TASK 1:
Answer these questions from the trip report, one answer per line, marked like the questions:
(a) What time was it when the pair finished setting up the tent and eating dinner?
(b) What had the narrator once again forgotten to bring?
(c) When had the rain stopped?

SUPPLIED PASSAGE:

<<<<

The col was entirely covered by snow and we were suddenly being whipped around by gusts of wind. It was cold and clouds were moving in fast. We saw a patch of heather with a social trail. We followed it to a flat spot where a cute bubbling stream coming straight off the snowpack. Damn I was hoping that was a tent spot. Wait, a little further. Around the two trees! Yes! A melted out dirt patch exactly the size of our tent. No views, but we could avoid camping on snow, and get some protection from the wind. Home sweet home.
We got the tent set up quickly, made dinner, and marveled at how it was only 4:30 and what the heck were we going to do with the next 4-5hrs before bed? We watched views slowly disappear and felt the wind pick up and temperatures drop. I groaned. If this kept up, I’m going to have a repeat of our night going after Cadet Peak. I voiced that out loud but Jon was already sound asleep, lucky bastard. I. Hate. Wind. Especially in a tent. I do not know what it is. It is not rational. But strong gusts of wind just give me this deep unsettling feeling of something coming after me. Like a wave washing over you except you can’t tread water to get above it. So I lay awake all night, cursing the howling and bemoaning the fact I had forgotten my ipod once again. But the forecast had been for sunny and no wind. Mountain weather is tricky.
We “woke up” in the morning, in quotes because we were both wide awake long before the alarm went off. The tent was covered in water droplets. We could hear the rain. We opened the tent doors around 5am and I walked over to the col to take a look at Triumph. It’s wet, windy, cloudy, and cold. Can’t even see the notch. Back to bed, re-evaluate in an hour? We were there so we figured we might as well walk across the basin to where the climb starts, but we didn’t want to be huddled over there for hours in the rain waiting for weather to be clear. So we’d burn some time hanging out in sleeping bags and see what happened.
I was cranky like an overtired child. Triumph has been high on my list for years. This spring sucked thanks to weather, we basically just had extended winter. We backed out of a trip to Dark Peak because of weather. We left the Chilliwacks a day early because of weather. I had bailed on Bacon Peak (another highly coveted peak on my list) the prior weekend 90% because of mental game but 10% because I don’t care much to climb without views and it was in the clouds. And now it’s mid July and I’m about to get skunked again by weather? When the forecast said sunny? I was discouraged and pissed and throwing an adult tantrum.* “This is a WASTE of a PEAK if we don’t even get to see the VIEWS why are we HERE I can’t beLIEVE weather has been so shitty for so many weekends this year we’ve had ONE WEEKEND WITH TWO SUNNY DAYS AAAA” for like half an hour. I’ll climb peaks I don’t care about in crappy weather sure but not peaks I chose specifically for the views… no one likes repeating peaks, let’s save it for a clear day! I don’t care about the peak, I’m here for the views! I was excessively frustrated. I just wanted to see beautiful things 😡
7am came around, and the rain had stopped. And the clouds had lifted like 100ft, enough for us to at least see the notch. We knew the forecast (if you could trust it) called for skies to clear up throughout the day, so I ate my pb&j disasters and we donned our boots and crampons. Might as well check it out. We aimed for the bunny ears across the basin, you can’t see them in the picture but they’re above the left leaning snow finger on the left (two parallel snow fingers).

>>>>

TASK 2: Retype the entries exactly, from their first line up to and including the line that contains "Text: Age | 20".

RAW DATA:
<<<<

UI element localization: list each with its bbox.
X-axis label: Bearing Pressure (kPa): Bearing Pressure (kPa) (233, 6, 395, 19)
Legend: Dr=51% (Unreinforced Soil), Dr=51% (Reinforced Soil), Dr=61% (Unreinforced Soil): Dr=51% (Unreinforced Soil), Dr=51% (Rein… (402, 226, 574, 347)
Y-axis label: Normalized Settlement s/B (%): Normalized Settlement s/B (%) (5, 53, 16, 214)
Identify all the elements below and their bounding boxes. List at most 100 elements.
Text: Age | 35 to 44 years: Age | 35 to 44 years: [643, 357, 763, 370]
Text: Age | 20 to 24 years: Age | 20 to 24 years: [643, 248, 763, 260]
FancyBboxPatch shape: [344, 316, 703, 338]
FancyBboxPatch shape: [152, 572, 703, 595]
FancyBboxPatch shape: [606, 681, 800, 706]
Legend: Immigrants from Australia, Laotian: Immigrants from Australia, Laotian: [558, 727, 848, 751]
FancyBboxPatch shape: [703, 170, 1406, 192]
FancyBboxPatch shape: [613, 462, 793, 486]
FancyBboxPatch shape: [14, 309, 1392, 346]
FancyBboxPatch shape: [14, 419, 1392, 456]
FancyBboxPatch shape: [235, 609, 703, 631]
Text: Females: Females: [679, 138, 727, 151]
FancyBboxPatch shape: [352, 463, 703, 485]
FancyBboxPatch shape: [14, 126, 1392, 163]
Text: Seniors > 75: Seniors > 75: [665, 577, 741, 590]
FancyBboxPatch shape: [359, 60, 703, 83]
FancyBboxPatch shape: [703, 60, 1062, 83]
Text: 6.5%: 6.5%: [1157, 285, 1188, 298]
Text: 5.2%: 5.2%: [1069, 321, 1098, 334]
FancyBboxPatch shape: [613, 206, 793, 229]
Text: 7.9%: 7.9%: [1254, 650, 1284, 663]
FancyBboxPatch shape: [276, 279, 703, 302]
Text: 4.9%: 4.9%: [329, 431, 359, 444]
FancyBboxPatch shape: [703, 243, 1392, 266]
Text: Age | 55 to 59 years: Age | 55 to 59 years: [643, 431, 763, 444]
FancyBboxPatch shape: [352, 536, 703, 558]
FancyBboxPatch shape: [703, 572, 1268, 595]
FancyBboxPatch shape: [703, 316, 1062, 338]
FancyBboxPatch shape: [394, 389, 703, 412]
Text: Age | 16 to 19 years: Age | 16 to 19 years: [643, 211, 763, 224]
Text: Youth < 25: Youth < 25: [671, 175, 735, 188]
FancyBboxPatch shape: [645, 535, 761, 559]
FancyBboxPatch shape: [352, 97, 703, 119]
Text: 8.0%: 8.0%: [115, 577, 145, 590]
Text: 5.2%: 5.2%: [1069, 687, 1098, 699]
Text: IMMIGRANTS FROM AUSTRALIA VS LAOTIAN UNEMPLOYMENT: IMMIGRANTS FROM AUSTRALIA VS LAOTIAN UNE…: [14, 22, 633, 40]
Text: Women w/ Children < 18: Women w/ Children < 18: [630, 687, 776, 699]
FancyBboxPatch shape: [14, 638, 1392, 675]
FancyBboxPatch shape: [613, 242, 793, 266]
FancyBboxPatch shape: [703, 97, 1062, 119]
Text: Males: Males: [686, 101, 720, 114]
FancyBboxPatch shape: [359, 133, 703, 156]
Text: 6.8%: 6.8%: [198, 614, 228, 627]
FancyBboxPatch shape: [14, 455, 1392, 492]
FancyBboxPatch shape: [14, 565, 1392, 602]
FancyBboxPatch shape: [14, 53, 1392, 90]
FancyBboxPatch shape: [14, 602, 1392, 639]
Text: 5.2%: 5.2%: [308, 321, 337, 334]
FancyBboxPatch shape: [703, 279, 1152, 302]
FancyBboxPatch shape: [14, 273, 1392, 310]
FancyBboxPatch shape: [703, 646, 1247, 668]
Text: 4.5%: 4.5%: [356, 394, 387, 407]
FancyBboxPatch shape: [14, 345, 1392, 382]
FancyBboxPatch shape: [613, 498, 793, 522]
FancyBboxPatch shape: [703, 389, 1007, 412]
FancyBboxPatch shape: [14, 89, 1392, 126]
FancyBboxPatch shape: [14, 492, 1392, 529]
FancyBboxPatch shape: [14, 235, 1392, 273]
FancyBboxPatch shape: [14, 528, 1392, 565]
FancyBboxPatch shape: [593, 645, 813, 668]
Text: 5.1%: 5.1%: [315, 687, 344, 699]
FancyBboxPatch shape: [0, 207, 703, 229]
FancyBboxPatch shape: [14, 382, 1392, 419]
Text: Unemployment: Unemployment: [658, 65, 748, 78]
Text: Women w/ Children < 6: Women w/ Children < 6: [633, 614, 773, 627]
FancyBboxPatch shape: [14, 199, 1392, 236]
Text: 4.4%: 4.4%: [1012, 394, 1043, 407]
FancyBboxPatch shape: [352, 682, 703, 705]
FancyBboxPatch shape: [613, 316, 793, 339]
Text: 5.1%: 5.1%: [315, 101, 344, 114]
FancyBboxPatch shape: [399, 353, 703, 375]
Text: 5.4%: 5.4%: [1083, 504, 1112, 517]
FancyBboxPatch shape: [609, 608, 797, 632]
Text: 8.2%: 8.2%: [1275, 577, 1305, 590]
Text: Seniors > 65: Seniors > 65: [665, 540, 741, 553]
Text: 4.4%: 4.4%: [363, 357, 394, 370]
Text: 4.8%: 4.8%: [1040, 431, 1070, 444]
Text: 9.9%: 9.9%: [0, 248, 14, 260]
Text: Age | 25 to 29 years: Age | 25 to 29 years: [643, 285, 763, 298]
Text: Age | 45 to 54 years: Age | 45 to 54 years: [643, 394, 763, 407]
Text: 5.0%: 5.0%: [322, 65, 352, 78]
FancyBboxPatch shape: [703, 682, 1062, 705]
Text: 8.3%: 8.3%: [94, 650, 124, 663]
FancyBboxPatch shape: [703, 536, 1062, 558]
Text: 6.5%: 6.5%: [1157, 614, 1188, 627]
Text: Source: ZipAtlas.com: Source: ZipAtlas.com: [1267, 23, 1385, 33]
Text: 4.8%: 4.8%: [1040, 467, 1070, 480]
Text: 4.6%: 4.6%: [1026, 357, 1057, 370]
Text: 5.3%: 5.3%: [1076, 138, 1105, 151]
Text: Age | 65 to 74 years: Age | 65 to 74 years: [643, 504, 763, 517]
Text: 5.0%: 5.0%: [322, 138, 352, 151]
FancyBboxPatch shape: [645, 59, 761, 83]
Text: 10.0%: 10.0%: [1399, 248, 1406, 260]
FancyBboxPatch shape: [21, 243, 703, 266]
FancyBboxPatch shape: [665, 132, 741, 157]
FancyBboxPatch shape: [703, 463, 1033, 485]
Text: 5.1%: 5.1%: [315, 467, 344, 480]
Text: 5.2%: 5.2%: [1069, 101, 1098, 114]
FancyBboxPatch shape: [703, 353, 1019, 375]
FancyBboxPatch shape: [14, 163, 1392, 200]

>>>>

WRITTEN RESPONSE 1:
(a) 4:30
(b) An ipod
(c) 7am

WRITTEN RESPONSE 2:
UI element localization: list each with its bbox.
X-axis label: Bearing Pressure (kPa): Bearing Pressure (kPa) (233, 6, 395, 19)
Legend: Dr=51% (Unreinforced Soil), Dr=51% (Reinforced Soil), Dr=61% (Unreinforced Soil): Dr=51% (Unreinforced Soil), Dr=51% (Rein… (402, 226, 574, 347)
Y-axis label: Normalized Settlement s/B (%): Normalized Settlement s/B (%) (5, 53, 16, 214)
Identify all the elements below and their bounding boxes. List at most 100 elements.
Text: Age | 35 to 44 years: Age | 35 to 44 years: [643, 357, 763, 370]
Text: Age | 20 to 24 years: Age | 20 to 24 years: [643, 248, 763, 260]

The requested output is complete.